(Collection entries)
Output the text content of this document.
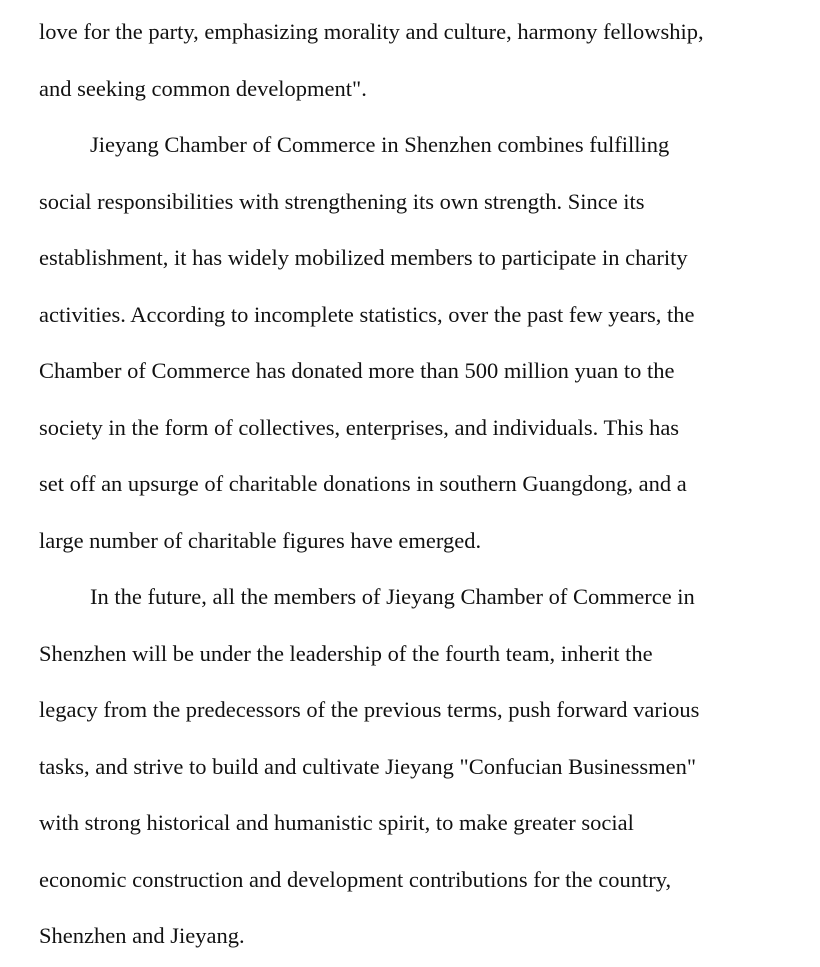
love for the party, emphasizing morality and culture, harmony fellowship,
and seeking common development".
Jieyang Chamber of Commerce in Shenzhen combines fulfilling
social responsibilities with strengthening its own strength. Since its
establishment, it has widely mobilized members to participate in charity
activities. According to incomplete statistics, over the past few years, the
Chamber of Commerce has donated more than 500 million yuan to the
society in the form of collectives, enterprises, and individuals. This has
set off an upsurge of charitable donations in southern Guangdong, and a
large number of charitable figures have emerged.
In the future, all the members of Jieyang Chamber of Commerce in
Shenzhen will be under the leadership of the fourth team, inherit the
legacy from the predecessors of the previous terms, push forward various
tasks, and strive to build and cultivate Jieyang "Confucian Businessmen"
with strong historical and humanistic spirit, to make greater social
economic construction and development contributions for the country,
Shenzhen and Jieyang.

• Problem to solve:
Take the records above and transcribe them exactly, dropping every picture.

• Answer to the task:
Output the text content of this document.
love for the party, emphasizing morality and culture, harmony fellowship,
and seeking common development".
Jieyang Chamber of Commerce in Shenzhen combines fulfilling
social responsibilities with strengthening its own strength. Since its
establishment, it has widely mobilized members to participate in charity
activities. According to incomplete statistics, over the past few years, the
Chamber of Commerce has donated more than 500 million yuan to the
society in the form of collectives, enterprises, and individuals. This has
set off an upsurge of charitable donations in southern Guangdong, and a
large number of charitable figures have emerged.
In the future, all the members of Jieyang Chamber of Commerce in
Shenzhen will be under the leadership of the fourth team, inherit the
legacy from the predecessors of the previous terms, push forward various
tasks, and strive to build and cultivate Jieyang "Confucian Businessmen"
with strong historical and humanistic spirit, to make greater social
economic construction and development contributions for the country,
Shenzhen and Jieyang.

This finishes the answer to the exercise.